[Entries provided start]

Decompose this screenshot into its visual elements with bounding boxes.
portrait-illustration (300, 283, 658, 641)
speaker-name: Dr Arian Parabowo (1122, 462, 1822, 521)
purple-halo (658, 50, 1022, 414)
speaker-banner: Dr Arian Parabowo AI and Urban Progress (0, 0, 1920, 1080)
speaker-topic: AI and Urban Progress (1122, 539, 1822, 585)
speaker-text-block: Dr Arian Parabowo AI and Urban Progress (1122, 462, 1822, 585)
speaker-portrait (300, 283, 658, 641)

[Entries provided end]
[Entries provided start]

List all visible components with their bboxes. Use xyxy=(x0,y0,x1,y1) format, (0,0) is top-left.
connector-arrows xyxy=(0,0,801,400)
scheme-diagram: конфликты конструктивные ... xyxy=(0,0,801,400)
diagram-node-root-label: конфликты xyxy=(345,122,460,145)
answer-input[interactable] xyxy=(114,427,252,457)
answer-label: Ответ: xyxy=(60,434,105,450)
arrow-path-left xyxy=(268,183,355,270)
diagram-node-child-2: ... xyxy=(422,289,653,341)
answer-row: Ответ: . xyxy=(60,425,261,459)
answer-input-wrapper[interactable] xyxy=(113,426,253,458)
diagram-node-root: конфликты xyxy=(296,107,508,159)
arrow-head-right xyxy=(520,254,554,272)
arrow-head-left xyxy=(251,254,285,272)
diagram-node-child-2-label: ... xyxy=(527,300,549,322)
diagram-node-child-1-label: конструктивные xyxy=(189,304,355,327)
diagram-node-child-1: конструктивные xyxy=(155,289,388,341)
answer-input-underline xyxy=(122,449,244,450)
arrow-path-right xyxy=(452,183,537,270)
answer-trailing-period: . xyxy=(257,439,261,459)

[Entries provided end]

What you are asked to do:
Copy out the items above word for word, from the line containing "Decompose this screenshot" through the line containing "speaker-portrait (300, 283, 658, 641)".

Result of the exercise:
Decompose this screenshot into its visual elements with bounding boxes.
portrait-illustration (300, 283, 658, 641)
speaker-name: Dr Arian Parabowo (1122, 462, 1822, 521)
purple-halo (658, 50, 1022, 414)
speaker-banner: Dr Arian Parabowo AI and Urban Progress (0, 0, 1920, 1080)
speaker-topic: AI and Urban Progress (1122, 539, 1822, 585)
speaker-text-block: Dr Arian Parabowo AI and Urban Progress (1122, 462, 1822, 585)
speaker-portrait (300, 283, 658, 641)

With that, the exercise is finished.